Page:
───

- Location: Cameron County, Texas, United States
- Nearest city: Brownsville
- Coordinates: 25°59′49″N 97°9′6″W﻿ / ﻿25.99694°N 97.15167°W

= Boca Chica (Texas) =

Area on the Rio Grande River Delta

Boca Chica is an area on the eastern portion of a subdelta peninsula of Cameron County, at the far south of the US state of Texas along the Gulf Coast. It is bordered by the Brownsville Ship Channel to the north, the Rio Grande and Mexico to the south, and the Gulf of Mexico to the east. The area extends about 25 mi east of the city of Brownsville. The peninsula is served by Texas State Highway 4—also known as the Boca Chica Highway or Boca Chica Boulevard—which runs east–west, terminating at the Gulf and Boca Chica Beach.

The Boca Chica area has seen various developments over the course of its history. These include Mexican land grants, Mexican and American ranches, a battlefield of the American Civil War, a 1920s beach resort, and a state park (Boca Chica State Park); additionally, a small settlement named Boca Chica Village existed in the area from 1960 to 2024. The village and some of the surrounding area were incorporated as Starbase, Texas, a Type C City, in 2025. This followed the tremendous growth since 2018 as the area became more widely known due to being the site of SpaceX Starbase, a major facility of aerospace company SpaceX for the development, manufacturing and testing of its rockets. Starbase is the primary launch and recovery facility for SpaceX's Starship launch vehicle.

───

Requests:
**1)** Answer these questions from the Boca Chica text, one per line:
(a) What borders the Boca Chica area to the north?
(b) In what year were the village and some of the surrounding area incorporated as Starbase, Texas?
(c) Which launch vehicle has Starbase as its primary launch and recovery facility?
**2)** Extend the Boca Chica text by writing what comes next after its final sentence.

Given data:
───

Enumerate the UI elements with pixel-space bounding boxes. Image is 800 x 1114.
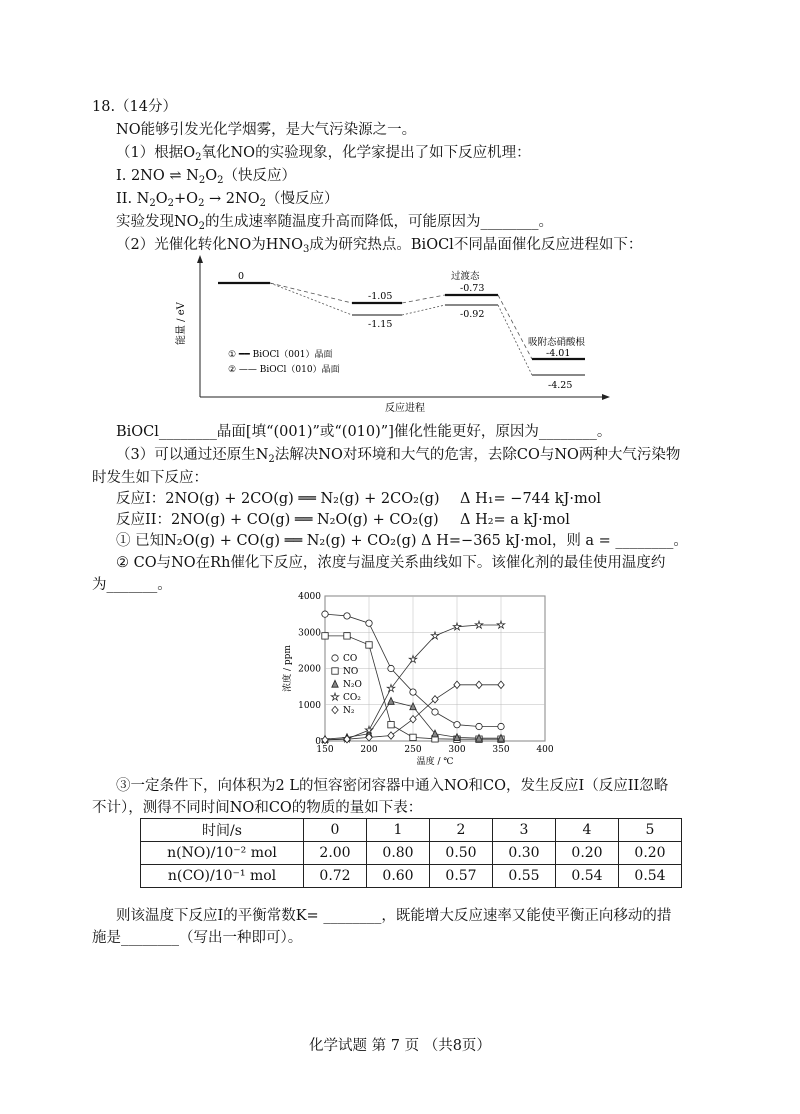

───

Final results:
**1)**
(a) The Brownsville Ship Channel
(b) 2025
(c) SpaceX's Starship

**2)**
Boca Chica, meaning "small mouth" in Spanish, refers to the mouth of the Rio Grande. The name highlights the river's modest flow, which can diminish significantly during droughts, sometimes causing its mouth to disappear entirely.

== The making of the area of Boca Chica ==

Transportation across Boca Chica has been an important part of the history of the area. A land transportation route existed across Boca Chica in the 19th century, starting at the Mexican port of Brazos Santiago, north of Boca Chica, and heading inland to the Rio Grande Valley area that would later become Brownsville. The shallow-water sail port at Brazos Santiago was used by sailing ships that used Brazos Santiago Pass to enter the South Bay of Laguna Madre—a shallow, hypersaline, natural bay—from the Gulf to transit goods to the mainland north of the Rio Grande. Historical artifacts of human usage from those eras remained as of 2013 illustrating road use during the Mexican–American War (circa 1846) and railroad use during the American Civil War. Two historical artifacts. Cypress pilings from a circa 1846 floating bridge and the "Palmetto Pilings" from a circa-1865 railroad bridge were both yet extant in 2013. Both are located within 0.5 mi of the beach near the eastern terminus of Texas State Highway 4.

In the late 19th century, much of the arable land on the subdelta peninsula of Boca Chica was used for ranching. Historical ranches include Tulosa Ranch, Palmito Ranch, White's Ranch, and Cobb's Ranch. No historical Native American usage is known, and consultation with a number of tribes in 2013 identified no verbal record of native use of the area.

In 1904, the St. Louis, Brownsville and Mexico Railway was completed to Brownsville, which "opened the area to northern farmers who began to come to the area at the turn of the 20th century. They cleared the land, built irrigation systems and roads, and introduced large-scale truck farming and citrus farming. The new farming endeavors began a new period of prosperity around Brownsville."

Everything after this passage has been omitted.